**Directive**
Only the pictures are to be left out; set down the rest of the records exactly.
▬▬▬▬▬▬
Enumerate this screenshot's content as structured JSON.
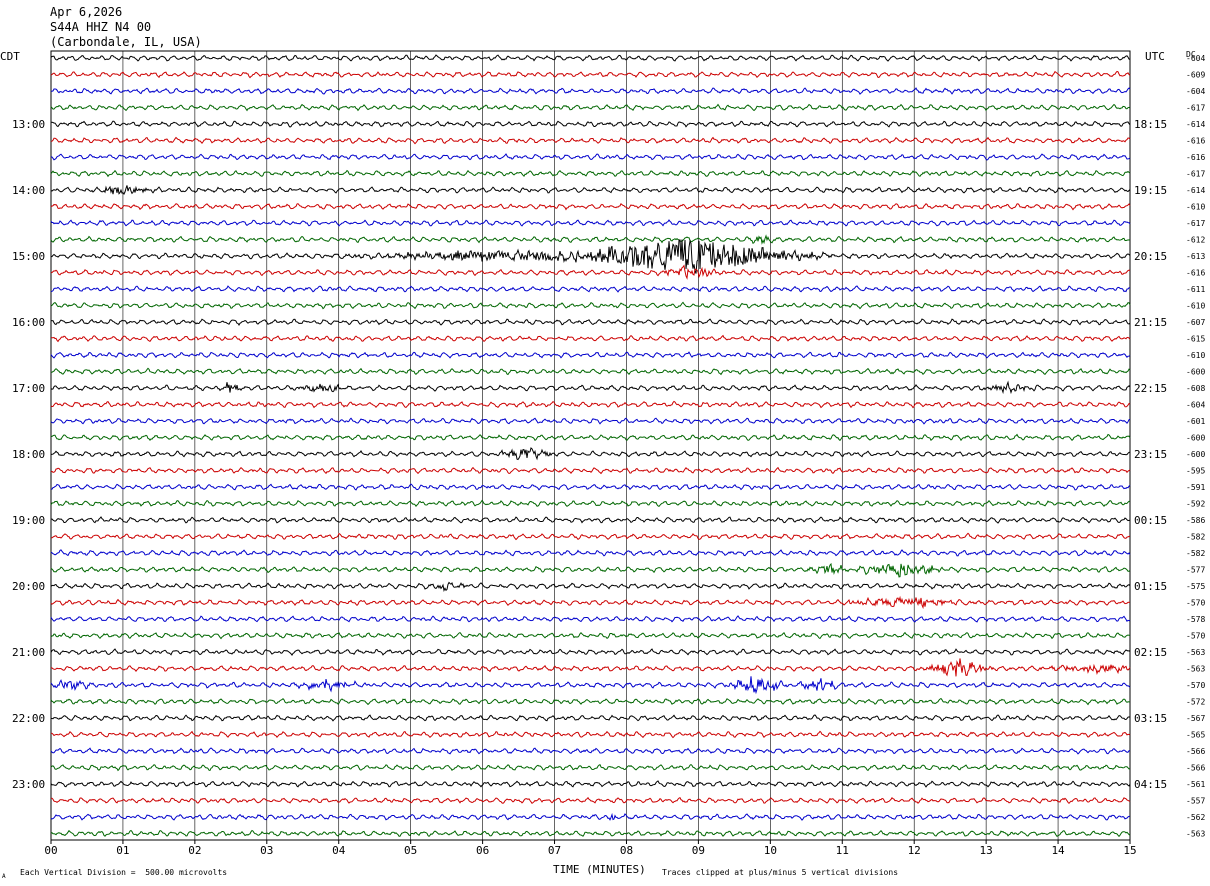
{
  "header": {
    "date": "Apr 6,2026",
    "station": "S44A HHZ N4 00",
    "location": "(Carbondale, IL, USA)"
  },
  "left_timezone": "CDT",
  "right_timezone": "UTC",
  "dc_header": "DC",
  "footer": {
    "xlabel": "TIME (MINUTES)",
    "scale_note": "Each Vertical Division =  500.00 microvolts",
    "clip_note": "Traces clipped at plus/minus 5 vertical divisions",
    "corner_mark": "A"
  },
  "colors": {
    "cycle": [
      "#000000",
      "#cc0000",
      "#0000cc",
      "#006600"
    ],
    "grid": "#000000"
  },
  "chart_data": {
    "type": "line",
    "title": "",
    "xlabel": "TIME (MINUTES)",
    "ylabel": "",
    "x_ticks": [
      "00",
      "01",
      "02",
      "03",
      "04",
      "05",
      "06",
      "07",
      "08",
      "09",
      "10",
      "11",
      "12",
      "13",
      "14",
      "15"
    ],
    "xlim": [
      0,
      15
    ],
    "rows": 48,
    "left_hour_labels": [
      "13:00",
      "14:00",
      "15:00",
      "16:00",
      "17:00",
      "18:00",
      "19:00",
      "20:00",
      "21:00",
      "22:00",
      "23:00"
    ],
    "right_hour_labels": [
      "18:15",
      "19:15",
      "20:15",
      "21:15",
      "22:15",
      "23:15",
      "00:15",
      "01:15",
      "02:15",
      "03:15",
      "04:15"
    ],
    "dc_offsets": [
      "-604",
      "-609",
      "-604",
      "-617",
      "-614",
      "-616",
      "-616",
      "-617",
      "-614",
      "-610",
      "-617",
      "-612",
      "-613",
      "-616",
      "-611",
      "-610",
      "-607",
      "-615",
      "-610",
      "-600",
      "-608",
      "-604",
      "-601",
      "-600",
      "-600",
      "-595",
      "-591",
      "-592",
      "-586",
      "-582",
      "-582",
      "-577",
      "-575",
      "-570",
      "-578",
      "-570",
      "-563",
      "-563",
      "-570",
      "-572",
      "-567",
      "-565",
      "-566",
      "-566",
      "-561",
      "-557",
      "-562",
      "-563"
    ],
    "events": [
      {
        "row": 8,
        "center_min": 1.0,
        "width_min": 0.6,
        "amp": 4
      },
      {
        "row": 11,
        "center_min": 9.9,
        "width_min": 0.3,
        "amp": 4
      },
      {
        "row": 12,
        "center_min": 8.8,
        "width_min": 2.5,
        "amp": 18
      },
      {
        "row": 12,
        "center_min": 6.2,
        "width_min": 3.0,
        "amp": 5
      },
      {
        "row": 13,
        "center_min": 8.9,
        "width_min": 0.6,
        "amp": 6
      },
      {
        "row": 20,
        "center_min": 2.5,
        "width_min": 0.3,
        "amp": 5
      },
      {
        "row": 20,
        "center_min": 3.8,
        "width_min": 0.6,
        "amp": 4
      },
      {
        "row": 20,
        "center_min": 13.3,
        "width_min": 0.6,
        "amp": 4
      },
      {
        "row": 24,
        "center_min": 6.6,
        "width_min": 0.5,
        "amp": 7
      },
      {
        "row": 31,
        "center_min": 11.8,
        "width_min": 0.8,
        "amp": 8
      },
      {
        "row": 31,
        "center_min": 10.8,
        "width_min": 0.4,
        "amp": 5
      },
      {
        "row": 32,
        "center_min": 5.5,
        "width_min": 0.4,
        "amp": 4
      },
      {
        "row": 33,
        "center_min": 11.9,
        "width_min": 1.2,
        "amp": 5
      },
      {
        "row": 37,
        "center_min": 12.6,
        "width_min": 0.6,
        "amp": 9
      },
      {
        "row": 37,
        "center_min": 14.5,
        "width_min": 1.2,
        "amp": 4
      },
      {
        "row": 38,
        "center_min": 0.3,
        "width_min": 0.4,
        "amp": 5
      },
      {
        "row": 38,
        "center_min": 3.8,
        "width_min": 0.6,
        "amp": 6
      },
      {
        "row": 38,
        "center_min": 9.8,
        "width_min": 0.6,
        "amp": 8
      },
      {
        "row": 38,
        "center_min": 10.7,
        "width_min": 0.4,
        "amp": 7
      },
      {
        "row": 46,
        "center_min": 7.8,
        "width_min": 0.1,
        "amp": 5
      }
    ]
  }
}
▬▬▬▬▬▬
**Complete answer**
Enumerate this screenshot's content as structured JSON.
{
  "header": {
    "date": "Apr 6,2026",
    "station": "S44A HHZ N4 00",
    "location": "(Carbondale, IL, USA)"
  },
  "left_timezone": "CDT",
  "right_timezone": "UTC",
  "dc_header": "DC",
  "footer": {
    "xlabel": "TIME (MINUTES)",
    "scale_note": "Each Vertical Division =  500.00 microvolts",
    "clip_note": "Traces clipped at plus/minus 5 vertical divisions",
    "corner_mark": "A"
  },
  "colors": {
    "cycle": [
      "#000000",
      "#cc0000",
      "#0000cc",
      "#006600"
    ],
    "grid": "#000000"
  },
  "chart_data": {
    "type": "line",
    "title": "",
    "xlabel": "TIME (MINUTES)",
    "ylabel": "",
    "x_ticks": [
      "00",
      "01",
      "02",
      "03",
      "04",
      "05",
      "06",
      "07",
      "08",
      "09",
      "10",
      "11",
      "12",
      "13",
      "14",
      "15"
    ],
    "xlim": [
      0,
      15
    ],
    "rows": 48,
    "left_hour_labels": [
      "13:00",
      "14:00",
      "15:00",
      "16:00",
      "17:00",
      "18:00",
      "19:00",
      "20:00",
      "21:00",
      "22:00",
      "23:00"
    ],
    "right_hour_labels": [
      "18:15",
      "19:15",
      "20:15",
      "21:15",
      "22:15",
      "23:15",
      "00:15",
      "01:15",
      "02:15",
      "03:15",
      "04:15"
    ],
    "dc_offsets": [
      "-604",
      "-609",
      "-604",
      "-617",
      "-614",
      "-616",
      "-616",
      "-617",
      "-614",
      "-610",
      "-617",
      "-612",
      "-613",
      "-616",
      "-611",
      "-610",
      "-607",
      "-615",
      "-610",
      "-600",
      "-608",
      "-604",
      "-601",
      "-600",
      "-600",
      "-595",
      "-591",
      "-592",
      "-586",
      "-582",
      "-582",
      "-577",
      "-575",
      "-570",
      "-578",
      "-570",
      "-563",
      "-563",
      "-570",
      "-572",
      "-567",
      "-565",
      "-566",
      "-566",
      "-561",
      "-557",
      "-562",
      "-563"
    ],
    "events": [
      {
        "row": 8,
        "center_min": 1.0,
        "width_min": 0.6,
        "amp": 4
      },
      {
        "row": 11,
        "center_min": 9.9,
        "width_min": 0.3,
        "amp": 4
      },
      {
        "row": 12,
        "center_min": 8.8,
        "width_min": 2.5,
        "amp": 18
      },
      {
        "row": 12,
        "center_min": 6.2,
        "width_min": 3.0,
        "amp": 5
      },
      {
        "row": 13,
        "center_min": 8.9,
        "width_min": 0.6,
        "amp": 6
      },
      {
        "row": 20,
        "center_min": 2.5,
        "width_min": 0.3,
        "amp": 5
      },
      {
        "row": 20,
        "center_min": 3.8,
        "width_min": 0.6,
        "amp": 4
      },
      {
        "row": 20,
        "center_min": 13.3,
        "width_min": 0.6,
        "amp": 4
      },
      {
        "row": 24,
        "center_min": 6.6,
        "width_min": 0.5,
        "amp": 7
      },
      {
        "row": 31,
        "center_min": 11.8,
        "width_min": 0.8,
        "amp": 8
      },
      {
        "row": 31,
        "center_min": 10.8,
        "width_min": 0.4,
        "amp": 5
      },
      {
        "row": 32,
        "center_min": 5.5,
        "width_min": 0.4,
        "amp": 4
      },
      {
        "row": 33,
        "center_min": 11.9,
        "width_min": 1.2,
        "amp": 5
      },
      {
        "row": 37,
        "center_min": 12.6,
        "width_min": 0.6,
        "amp": 9
      },
      {
        "row": 37,
        "center_min": 14.5,
        "width_min": 1.2,
        "amp": 4
      },
      {
        "row": 38,
        "center_min": 0.3,
        "width_min": 0.4,
        "amp": 5
      },
      {
        "row": 38,
        "center_min": 3.8,
        "width_min": 0.6,
        "amp": 6
      },
      {
        "row": 38,
        "center_min": 9.8,
        "width_min": 0.6,
        "amp": 8
      },
      {
        "row": 38,
        "center_min": 10.7,
        "width_min": 0.4,
        "amp": 7
      },
      {
        "row": 46,
        "center_min": 7.8,
        "width_min": 0.1,
        "amp": 5
      }
    ]
  }
}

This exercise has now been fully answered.